▶ Required work
Wherever the string "Gestalten" occurs in a line of these records, report that line.

::::

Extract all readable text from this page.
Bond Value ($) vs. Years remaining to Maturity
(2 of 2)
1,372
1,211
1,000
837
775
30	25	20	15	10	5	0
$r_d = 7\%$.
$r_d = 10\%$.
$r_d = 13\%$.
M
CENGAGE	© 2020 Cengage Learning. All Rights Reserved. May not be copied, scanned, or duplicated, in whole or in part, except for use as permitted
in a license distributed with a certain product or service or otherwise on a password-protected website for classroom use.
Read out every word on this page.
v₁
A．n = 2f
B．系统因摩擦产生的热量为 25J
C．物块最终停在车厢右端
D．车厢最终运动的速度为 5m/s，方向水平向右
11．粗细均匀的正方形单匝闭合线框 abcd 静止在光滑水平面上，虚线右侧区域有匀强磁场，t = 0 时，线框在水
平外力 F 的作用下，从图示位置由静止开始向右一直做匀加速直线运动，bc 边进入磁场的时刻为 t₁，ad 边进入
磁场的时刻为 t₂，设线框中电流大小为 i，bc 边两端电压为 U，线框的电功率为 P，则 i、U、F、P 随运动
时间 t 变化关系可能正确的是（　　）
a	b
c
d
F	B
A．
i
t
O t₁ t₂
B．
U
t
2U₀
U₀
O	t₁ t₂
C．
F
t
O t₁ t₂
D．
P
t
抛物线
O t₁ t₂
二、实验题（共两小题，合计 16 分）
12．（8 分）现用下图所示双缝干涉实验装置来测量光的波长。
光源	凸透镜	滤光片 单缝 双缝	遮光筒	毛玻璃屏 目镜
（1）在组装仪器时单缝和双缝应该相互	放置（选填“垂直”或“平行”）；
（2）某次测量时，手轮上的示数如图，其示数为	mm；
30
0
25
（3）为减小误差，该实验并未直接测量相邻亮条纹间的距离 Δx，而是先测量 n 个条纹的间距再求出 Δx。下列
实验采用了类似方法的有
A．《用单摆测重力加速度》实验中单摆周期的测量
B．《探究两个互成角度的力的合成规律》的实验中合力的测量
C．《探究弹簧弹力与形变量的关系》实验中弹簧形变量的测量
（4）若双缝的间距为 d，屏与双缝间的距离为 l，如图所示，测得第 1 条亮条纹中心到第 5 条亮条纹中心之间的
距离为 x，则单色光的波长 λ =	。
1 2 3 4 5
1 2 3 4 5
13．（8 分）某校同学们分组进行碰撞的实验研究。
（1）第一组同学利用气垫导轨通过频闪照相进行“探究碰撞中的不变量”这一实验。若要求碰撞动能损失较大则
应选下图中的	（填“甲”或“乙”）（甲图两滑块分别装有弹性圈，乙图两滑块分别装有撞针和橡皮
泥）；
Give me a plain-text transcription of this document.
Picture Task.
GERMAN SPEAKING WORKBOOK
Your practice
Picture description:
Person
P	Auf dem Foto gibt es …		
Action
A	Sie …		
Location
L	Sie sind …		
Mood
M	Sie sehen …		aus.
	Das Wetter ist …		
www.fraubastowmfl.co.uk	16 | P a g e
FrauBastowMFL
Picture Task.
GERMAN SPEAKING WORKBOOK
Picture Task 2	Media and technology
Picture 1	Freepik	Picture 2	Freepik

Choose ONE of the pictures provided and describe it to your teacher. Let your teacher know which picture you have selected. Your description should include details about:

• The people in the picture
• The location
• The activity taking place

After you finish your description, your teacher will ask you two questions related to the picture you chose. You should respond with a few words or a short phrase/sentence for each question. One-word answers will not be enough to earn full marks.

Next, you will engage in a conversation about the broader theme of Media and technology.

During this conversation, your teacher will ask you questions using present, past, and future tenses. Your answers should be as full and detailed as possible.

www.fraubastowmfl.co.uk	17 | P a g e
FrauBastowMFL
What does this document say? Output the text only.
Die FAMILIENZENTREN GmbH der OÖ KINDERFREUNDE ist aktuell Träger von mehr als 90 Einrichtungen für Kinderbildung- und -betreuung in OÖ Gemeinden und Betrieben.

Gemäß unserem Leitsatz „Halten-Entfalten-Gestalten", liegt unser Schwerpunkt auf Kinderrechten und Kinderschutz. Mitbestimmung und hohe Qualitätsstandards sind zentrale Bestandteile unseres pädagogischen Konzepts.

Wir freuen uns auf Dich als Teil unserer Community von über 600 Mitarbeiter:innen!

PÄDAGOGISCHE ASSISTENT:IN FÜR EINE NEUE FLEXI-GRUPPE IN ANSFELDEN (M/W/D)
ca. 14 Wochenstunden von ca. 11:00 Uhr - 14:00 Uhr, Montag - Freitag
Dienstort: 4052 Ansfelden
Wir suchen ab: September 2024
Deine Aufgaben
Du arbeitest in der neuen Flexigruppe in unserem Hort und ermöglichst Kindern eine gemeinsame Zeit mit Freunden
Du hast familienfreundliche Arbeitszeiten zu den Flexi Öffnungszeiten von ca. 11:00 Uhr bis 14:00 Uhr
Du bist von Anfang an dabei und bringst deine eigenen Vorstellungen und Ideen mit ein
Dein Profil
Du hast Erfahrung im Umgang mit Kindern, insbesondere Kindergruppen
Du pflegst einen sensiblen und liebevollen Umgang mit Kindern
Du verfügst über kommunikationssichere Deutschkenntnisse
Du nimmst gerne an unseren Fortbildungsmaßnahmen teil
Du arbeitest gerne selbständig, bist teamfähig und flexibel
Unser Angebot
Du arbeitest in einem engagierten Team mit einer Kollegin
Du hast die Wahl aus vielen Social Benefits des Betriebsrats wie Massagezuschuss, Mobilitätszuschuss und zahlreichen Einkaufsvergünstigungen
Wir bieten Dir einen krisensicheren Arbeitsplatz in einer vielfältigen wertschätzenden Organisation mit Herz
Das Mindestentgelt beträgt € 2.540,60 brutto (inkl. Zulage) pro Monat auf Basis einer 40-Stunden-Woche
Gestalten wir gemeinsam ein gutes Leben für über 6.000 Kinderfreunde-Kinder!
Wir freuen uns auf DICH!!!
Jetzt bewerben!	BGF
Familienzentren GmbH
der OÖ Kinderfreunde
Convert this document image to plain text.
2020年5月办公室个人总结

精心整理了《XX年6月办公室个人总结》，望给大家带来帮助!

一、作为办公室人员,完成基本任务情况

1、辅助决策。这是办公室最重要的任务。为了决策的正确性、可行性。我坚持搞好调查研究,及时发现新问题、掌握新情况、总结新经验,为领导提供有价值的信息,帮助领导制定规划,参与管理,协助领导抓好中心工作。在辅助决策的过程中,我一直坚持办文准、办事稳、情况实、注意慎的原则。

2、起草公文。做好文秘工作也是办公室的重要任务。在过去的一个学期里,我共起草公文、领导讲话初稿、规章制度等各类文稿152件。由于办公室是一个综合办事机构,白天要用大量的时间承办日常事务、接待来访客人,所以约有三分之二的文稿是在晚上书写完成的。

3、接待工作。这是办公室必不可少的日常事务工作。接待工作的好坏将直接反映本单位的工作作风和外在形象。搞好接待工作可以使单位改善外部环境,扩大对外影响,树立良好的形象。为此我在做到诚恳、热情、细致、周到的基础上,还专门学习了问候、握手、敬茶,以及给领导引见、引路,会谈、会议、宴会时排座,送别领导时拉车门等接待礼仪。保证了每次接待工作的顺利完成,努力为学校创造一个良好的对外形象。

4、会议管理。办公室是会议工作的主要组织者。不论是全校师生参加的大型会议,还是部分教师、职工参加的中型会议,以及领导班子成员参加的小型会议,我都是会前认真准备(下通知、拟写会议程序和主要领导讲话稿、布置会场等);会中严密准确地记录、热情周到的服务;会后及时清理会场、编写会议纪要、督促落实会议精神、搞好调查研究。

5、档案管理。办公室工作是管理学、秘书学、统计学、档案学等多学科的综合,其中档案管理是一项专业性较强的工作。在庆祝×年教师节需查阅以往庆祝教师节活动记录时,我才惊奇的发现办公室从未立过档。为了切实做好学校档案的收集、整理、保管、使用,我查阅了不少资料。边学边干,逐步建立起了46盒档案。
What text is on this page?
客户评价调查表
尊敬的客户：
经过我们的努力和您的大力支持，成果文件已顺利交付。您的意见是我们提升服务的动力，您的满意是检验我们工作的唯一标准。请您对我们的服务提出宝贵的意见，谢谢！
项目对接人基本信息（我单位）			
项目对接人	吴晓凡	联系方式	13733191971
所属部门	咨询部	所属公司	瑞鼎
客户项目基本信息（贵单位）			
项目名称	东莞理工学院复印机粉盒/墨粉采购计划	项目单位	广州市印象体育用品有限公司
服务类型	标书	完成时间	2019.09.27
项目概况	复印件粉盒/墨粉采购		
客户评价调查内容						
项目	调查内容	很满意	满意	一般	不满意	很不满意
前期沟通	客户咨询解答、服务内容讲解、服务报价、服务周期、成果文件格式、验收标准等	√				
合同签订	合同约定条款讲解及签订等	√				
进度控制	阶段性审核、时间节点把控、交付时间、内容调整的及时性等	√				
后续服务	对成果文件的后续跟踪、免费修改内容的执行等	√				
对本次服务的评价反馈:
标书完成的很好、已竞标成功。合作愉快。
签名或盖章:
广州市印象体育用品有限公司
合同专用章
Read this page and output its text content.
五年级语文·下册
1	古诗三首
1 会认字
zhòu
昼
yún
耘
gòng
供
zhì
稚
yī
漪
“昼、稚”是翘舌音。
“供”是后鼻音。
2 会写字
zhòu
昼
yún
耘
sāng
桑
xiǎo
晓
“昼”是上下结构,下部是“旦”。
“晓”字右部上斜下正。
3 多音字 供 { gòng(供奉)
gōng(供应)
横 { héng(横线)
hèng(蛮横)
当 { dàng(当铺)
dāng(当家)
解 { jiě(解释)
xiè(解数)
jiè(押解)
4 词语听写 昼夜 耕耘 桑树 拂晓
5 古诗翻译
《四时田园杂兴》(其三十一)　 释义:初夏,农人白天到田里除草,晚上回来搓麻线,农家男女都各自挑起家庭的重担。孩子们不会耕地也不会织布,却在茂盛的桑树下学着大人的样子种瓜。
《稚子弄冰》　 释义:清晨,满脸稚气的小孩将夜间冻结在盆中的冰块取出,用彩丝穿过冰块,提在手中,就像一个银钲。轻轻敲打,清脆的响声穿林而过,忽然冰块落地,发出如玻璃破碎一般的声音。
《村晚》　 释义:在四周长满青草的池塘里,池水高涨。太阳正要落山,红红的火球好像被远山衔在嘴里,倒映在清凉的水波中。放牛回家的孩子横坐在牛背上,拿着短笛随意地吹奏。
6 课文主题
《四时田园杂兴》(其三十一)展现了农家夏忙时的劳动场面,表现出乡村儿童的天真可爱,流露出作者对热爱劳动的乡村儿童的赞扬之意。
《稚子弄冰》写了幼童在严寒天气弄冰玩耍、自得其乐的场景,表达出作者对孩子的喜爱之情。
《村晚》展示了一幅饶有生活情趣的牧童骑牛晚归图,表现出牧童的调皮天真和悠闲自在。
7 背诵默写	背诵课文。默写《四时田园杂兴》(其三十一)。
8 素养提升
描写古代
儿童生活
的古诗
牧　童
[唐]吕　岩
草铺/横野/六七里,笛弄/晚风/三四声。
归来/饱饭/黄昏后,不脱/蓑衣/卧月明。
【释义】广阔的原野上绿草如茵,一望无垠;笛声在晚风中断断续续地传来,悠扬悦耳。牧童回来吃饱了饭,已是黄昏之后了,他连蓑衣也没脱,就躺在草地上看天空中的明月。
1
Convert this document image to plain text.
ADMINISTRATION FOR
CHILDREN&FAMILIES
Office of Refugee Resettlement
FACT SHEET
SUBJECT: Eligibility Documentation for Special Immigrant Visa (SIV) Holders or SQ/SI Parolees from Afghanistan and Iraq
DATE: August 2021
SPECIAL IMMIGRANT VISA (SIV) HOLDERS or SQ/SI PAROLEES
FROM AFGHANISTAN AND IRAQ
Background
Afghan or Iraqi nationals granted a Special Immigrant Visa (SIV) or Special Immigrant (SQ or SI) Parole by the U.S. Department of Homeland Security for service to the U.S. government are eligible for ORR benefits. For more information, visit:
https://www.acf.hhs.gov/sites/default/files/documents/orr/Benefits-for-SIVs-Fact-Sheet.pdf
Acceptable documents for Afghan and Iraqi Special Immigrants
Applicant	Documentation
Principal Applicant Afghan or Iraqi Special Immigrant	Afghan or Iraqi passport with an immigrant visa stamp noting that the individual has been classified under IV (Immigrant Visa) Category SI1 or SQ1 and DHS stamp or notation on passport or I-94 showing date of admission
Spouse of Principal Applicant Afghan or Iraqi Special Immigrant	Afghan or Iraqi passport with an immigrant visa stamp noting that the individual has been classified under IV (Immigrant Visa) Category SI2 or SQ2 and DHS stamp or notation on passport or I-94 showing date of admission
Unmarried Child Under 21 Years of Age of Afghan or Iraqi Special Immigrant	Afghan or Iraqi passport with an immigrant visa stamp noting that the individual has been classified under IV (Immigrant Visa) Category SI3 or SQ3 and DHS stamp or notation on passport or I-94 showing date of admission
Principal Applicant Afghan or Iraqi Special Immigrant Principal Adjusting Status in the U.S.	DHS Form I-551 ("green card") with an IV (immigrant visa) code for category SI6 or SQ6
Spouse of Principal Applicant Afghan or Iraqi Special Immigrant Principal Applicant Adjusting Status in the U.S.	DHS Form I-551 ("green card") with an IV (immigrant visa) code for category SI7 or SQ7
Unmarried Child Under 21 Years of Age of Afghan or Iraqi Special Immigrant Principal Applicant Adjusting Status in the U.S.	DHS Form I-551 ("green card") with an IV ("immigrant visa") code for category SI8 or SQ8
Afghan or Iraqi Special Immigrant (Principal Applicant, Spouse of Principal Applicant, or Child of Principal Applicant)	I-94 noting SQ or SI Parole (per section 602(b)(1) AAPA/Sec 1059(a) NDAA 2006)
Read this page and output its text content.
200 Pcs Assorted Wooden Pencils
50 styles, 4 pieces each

::::

▶ Exercise output
Gemäß unserem Leitsatz „Halten-Entfalten-Gestalten", liegt unser Schwerpunkt auf Kinderrechten und Kinderschutz. Mitbestimmung und hohe Qualitätsstandards sind zentrale Bestandteile unseres pädagogischen Konzepts.
Gestalten wir gemeinsam ein gutes Leben für über 6.000 Kinderfreunde-Kinder!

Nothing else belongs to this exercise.